Dataset items:
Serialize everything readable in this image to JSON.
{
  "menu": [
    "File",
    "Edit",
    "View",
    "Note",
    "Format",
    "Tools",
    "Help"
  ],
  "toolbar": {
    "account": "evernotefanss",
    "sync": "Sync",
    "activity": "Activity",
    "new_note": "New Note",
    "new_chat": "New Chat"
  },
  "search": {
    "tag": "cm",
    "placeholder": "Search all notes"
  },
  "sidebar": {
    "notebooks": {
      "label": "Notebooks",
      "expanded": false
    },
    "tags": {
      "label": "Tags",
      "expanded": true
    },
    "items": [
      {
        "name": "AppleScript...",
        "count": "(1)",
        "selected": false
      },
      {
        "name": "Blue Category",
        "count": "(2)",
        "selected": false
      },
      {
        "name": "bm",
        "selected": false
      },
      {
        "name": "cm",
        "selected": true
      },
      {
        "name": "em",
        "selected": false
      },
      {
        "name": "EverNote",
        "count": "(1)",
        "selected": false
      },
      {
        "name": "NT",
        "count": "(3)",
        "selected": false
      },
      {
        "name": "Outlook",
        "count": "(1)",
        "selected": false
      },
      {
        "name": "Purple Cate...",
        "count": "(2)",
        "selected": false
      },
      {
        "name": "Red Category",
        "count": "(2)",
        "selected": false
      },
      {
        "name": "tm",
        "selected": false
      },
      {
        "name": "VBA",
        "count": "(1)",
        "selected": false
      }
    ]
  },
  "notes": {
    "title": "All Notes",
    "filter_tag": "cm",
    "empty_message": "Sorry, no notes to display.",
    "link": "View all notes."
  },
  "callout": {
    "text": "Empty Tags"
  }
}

---

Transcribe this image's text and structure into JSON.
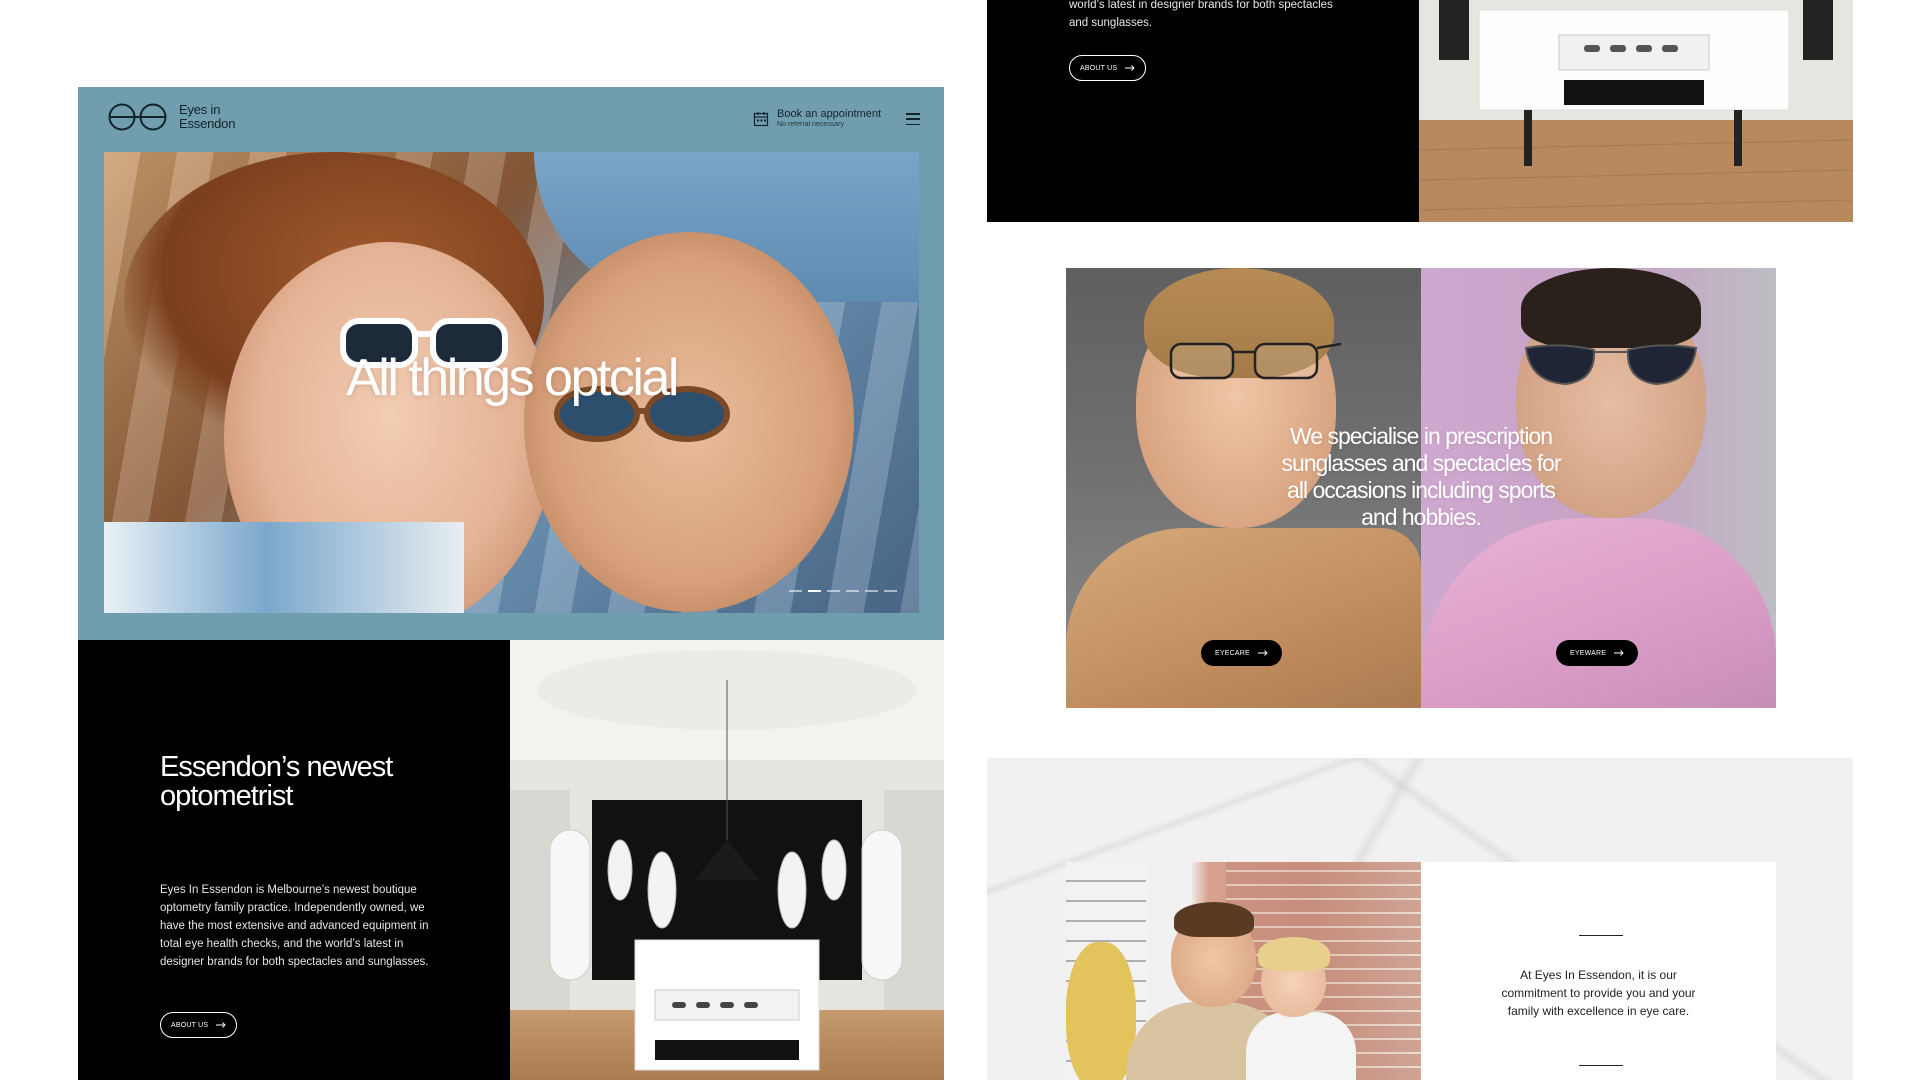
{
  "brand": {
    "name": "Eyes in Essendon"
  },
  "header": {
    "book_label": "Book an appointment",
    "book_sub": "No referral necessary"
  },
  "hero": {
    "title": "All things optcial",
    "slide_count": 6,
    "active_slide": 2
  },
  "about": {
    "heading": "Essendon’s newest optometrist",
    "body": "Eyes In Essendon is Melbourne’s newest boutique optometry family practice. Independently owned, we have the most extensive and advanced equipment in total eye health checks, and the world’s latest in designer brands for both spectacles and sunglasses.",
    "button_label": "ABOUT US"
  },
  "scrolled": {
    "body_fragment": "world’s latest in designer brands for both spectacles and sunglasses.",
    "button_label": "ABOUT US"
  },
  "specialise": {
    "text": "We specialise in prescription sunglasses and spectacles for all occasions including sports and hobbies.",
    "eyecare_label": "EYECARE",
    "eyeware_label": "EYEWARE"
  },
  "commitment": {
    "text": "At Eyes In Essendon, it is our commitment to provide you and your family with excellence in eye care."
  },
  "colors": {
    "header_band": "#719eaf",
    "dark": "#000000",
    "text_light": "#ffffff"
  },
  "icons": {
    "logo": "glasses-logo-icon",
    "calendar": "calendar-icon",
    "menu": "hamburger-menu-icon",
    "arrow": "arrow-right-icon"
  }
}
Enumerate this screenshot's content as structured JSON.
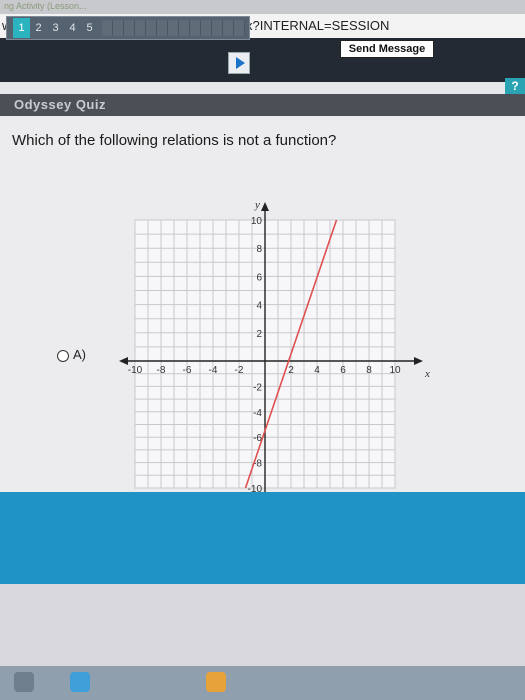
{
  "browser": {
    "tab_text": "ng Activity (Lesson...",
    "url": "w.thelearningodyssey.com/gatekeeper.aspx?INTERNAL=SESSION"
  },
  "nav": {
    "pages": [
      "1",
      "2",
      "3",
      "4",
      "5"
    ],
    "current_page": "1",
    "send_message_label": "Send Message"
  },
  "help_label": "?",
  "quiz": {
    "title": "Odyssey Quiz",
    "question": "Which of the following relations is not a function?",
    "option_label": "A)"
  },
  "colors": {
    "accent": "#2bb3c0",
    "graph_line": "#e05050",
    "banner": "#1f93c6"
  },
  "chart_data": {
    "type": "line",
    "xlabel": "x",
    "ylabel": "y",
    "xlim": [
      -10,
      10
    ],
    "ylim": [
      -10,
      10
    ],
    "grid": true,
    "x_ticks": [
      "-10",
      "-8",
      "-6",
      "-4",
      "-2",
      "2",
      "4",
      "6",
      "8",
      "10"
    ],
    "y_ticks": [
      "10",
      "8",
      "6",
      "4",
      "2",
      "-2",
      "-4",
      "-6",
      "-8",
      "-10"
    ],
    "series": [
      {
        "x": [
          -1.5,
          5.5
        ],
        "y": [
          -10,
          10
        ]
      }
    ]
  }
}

| Task prompt |
State how many lines of the records above contain "this", with no words besides the number.

| Written answer |
3